▶ **Aim**
Of all the lines in the material below, how many include the string "name"? Give the number only.
::::::::::
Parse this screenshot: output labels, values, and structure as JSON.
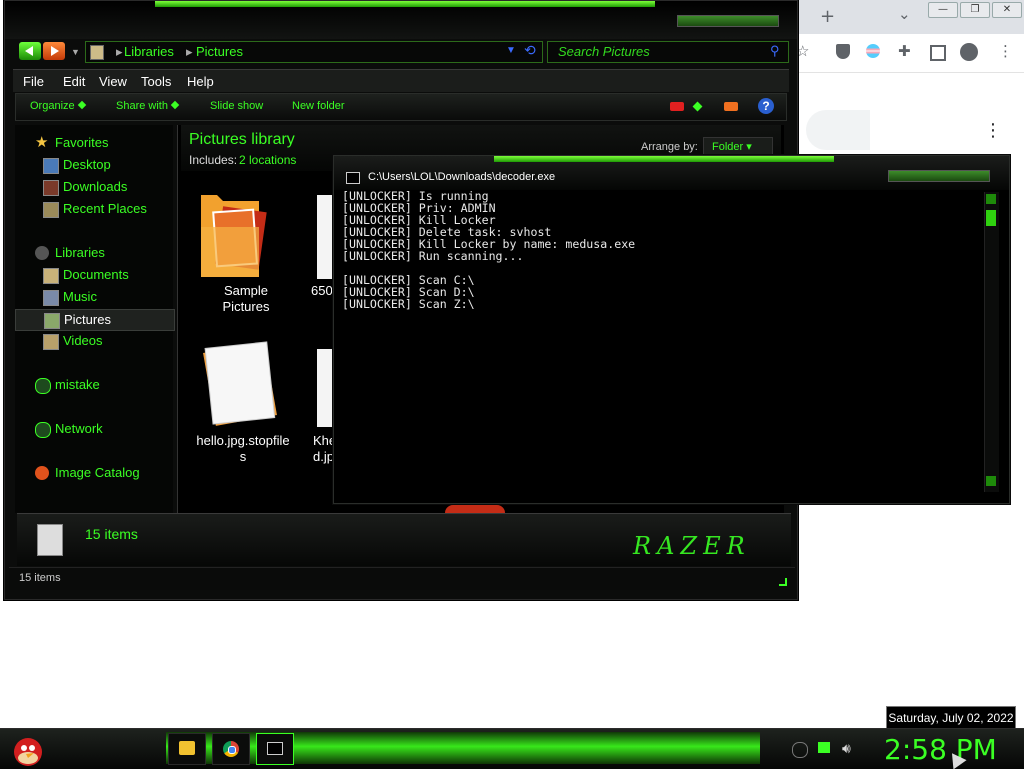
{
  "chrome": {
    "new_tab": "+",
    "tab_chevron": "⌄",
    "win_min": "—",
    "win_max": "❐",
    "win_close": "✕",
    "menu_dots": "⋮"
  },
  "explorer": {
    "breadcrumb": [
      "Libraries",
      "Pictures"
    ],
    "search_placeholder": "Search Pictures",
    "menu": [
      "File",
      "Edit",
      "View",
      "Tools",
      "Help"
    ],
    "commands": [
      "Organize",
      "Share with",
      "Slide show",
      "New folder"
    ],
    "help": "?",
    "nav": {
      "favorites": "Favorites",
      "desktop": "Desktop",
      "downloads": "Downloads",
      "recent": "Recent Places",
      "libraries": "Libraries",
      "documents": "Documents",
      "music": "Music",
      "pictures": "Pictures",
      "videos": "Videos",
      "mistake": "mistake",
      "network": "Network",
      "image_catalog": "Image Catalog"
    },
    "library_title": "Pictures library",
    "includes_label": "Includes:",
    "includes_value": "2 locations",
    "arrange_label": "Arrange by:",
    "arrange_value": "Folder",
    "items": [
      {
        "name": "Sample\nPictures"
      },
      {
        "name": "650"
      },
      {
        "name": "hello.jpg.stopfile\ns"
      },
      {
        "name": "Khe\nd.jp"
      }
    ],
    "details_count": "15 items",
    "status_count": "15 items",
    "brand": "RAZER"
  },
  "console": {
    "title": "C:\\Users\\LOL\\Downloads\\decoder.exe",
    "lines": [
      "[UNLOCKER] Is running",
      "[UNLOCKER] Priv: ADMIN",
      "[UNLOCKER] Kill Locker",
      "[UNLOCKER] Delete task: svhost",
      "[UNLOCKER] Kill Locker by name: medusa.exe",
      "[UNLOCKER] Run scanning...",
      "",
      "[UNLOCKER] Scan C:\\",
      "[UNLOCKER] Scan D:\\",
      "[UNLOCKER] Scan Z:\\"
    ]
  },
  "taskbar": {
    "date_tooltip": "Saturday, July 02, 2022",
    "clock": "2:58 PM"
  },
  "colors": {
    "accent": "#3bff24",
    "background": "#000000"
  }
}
::::::::::
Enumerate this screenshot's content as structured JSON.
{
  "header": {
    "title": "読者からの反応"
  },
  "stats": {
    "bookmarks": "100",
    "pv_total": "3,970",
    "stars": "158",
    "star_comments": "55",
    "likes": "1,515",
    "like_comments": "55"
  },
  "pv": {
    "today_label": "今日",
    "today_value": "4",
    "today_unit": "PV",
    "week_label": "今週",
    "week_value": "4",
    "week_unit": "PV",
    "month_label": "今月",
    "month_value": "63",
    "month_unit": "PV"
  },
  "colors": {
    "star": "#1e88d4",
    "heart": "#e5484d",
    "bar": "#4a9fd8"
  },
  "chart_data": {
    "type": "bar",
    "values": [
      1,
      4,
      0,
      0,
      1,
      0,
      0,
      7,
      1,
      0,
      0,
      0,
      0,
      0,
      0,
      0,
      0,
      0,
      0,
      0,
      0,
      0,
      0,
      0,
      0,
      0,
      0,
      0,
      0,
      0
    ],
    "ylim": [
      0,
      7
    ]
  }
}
::::::::::
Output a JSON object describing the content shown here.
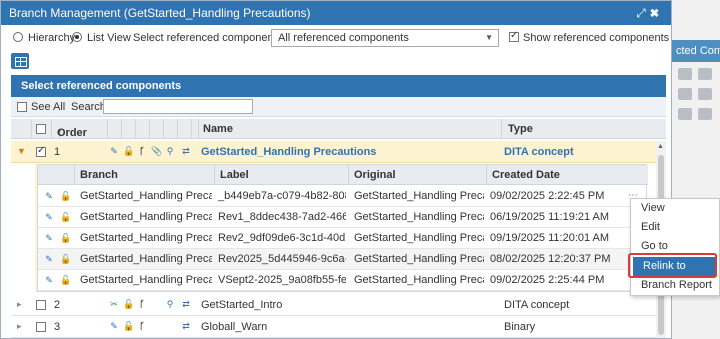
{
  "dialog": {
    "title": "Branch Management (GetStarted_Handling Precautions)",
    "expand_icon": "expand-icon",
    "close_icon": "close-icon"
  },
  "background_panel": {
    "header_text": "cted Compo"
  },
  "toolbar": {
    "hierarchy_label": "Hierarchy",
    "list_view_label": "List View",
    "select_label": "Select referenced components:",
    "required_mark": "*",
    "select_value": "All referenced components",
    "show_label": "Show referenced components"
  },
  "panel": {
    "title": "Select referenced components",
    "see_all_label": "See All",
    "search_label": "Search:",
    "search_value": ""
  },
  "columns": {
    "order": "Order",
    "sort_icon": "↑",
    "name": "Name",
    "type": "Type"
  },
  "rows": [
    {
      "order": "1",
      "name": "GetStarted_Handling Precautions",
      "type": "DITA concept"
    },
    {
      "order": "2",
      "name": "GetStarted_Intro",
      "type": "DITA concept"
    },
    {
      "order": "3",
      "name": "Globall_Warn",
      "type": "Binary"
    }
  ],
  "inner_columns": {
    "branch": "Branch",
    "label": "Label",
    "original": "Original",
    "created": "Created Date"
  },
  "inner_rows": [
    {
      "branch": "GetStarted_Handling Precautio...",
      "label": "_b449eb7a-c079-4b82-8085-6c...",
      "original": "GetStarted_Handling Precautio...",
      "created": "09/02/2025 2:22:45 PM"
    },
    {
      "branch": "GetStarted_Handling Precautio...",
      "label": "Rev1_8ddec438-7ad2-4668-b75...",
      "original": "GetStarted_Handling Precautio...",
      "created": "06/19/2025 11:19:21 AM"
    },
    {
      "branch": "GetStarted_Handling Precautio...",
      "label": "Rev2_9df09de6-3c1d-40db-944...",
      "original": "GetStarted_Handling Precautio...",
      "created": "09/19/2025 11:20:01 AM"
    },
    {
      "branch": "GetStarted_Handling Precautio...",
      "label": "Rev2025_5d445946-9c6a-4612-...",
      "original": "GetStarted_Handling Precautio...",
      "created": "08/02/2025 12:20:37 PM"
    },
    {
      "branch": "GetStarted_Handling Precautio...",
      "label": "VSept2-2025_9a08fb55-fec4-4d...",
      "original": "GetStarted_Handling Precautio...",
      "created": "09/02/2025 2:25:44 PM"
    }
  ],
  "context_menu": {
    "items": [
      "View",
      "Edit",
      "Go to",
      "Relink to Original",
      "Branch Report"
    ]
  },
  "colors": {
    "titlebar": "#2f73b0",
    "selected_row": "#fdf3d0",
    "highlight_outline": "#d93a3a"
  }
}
::::::::::
▶ **Result for this exercise**
9